*WHAT NEEDS TO BE DONE*. Report each line of the data that has "name" somewhere in it.

*DATASET RECORDS*.
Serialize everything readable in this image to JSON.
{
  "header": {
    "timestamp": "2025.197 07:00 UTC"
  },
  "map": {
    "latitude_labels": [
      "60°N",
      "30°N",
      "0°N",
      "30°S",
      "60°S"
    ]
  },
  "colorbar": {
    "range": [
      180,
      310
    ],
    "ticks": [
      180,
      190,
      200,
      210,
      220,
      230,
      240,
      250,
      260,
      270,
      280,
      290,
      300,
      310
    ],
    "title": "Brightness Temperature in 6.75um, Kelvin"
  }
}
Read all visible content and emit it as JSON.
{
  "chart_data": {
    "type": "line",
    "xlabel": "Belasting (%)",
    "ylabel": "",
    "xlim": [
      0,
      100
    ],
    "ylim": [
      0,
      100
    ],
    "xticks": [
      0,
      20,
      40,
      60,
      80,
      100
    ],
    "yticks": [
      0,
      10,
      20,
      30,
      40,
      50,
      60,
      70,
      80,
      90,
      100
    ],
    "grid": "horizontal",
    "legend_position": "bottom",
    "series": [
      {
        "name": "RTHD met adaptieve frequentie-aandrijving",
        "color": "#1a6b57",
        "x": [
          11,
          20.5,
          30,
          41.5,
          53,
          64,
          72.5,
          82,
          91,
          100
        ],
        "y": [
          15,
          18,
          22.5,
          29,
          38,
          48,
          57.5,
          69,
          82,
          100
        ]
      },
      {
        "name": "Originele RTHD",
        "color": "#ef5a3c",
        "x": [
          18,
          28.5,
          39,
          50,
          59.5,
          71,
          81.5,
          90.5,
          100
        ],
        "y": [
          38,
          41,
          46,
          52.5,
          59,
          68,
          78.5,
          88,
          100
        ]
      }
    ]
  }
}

*REPLY TO THE TASK*.
        "name": "RTHD met adaptieve frequentie-aandrijving",
        "name": "Originele RTHD",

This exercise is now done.